MATERIAL SUPPLIED »
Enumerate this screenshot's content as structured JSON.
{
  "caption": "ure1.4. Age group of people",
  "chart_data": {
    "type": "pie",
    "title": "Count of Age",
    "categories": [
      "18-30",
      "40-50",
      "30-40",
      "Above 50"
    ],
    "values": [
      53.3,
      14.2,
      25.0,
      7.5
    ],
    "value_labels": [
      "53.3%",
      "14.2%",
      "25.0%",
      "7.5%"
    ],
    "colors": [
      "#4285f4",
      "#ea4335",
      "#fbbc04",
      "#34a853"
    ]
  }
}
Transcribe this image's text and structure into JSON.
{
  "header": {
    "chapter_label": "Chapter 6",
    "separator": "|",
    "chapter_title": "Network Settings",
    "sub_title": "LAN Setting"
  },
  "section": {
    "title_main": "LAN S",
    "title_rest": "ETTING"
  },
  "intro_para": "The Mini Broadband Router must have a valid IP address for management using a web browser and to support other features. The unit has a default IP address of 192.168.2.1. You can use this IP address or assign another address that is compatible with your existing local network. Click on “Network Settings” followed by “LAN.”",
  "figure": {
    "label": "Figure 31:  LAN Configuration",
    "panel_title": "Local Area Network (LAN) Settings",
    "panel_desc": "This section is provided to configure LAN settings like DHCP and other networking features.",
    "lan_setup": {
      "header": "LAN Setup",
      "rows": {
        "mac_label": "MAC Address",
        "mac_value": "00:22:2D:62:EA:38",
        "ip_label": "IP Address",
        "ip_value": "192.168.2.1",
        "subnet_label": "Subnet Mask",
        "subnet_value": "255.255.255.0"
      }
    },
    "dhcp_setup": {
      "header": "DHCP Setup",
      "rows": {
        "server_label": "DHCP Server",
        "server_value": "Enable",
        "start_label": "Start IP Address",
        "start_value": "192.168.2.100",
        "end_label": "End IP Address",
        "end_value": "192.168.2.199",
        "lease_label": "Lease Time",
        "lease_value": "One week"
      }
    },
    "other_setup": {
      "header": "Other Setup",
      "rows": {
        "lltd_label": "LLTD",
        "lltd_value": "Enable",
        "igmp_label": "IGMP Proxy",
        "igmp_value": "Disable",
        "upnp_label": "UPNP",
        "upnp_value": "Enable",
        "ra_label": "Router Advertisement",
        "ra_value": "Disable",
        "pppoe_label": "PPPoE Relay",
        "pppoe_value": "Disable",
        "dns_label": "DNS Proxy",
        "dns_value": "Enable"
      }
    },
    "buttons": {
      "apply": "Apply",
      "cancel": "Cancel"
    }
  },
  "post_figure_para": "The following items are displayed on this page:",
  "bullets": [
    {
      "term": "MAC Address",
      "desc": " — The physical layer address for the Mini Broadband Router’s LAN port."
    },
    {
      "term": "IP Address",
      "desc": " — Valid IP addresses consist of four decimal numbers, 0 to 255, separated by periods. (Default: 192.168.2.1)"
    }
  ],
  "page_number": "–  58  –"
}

SET TASK » Where a line holds "Disable", copy that line.

ANSWER IN FULL »
        "igmp_value": "Disable",
        "ra_value": "Disable",
        "pppoe_value": "Disable",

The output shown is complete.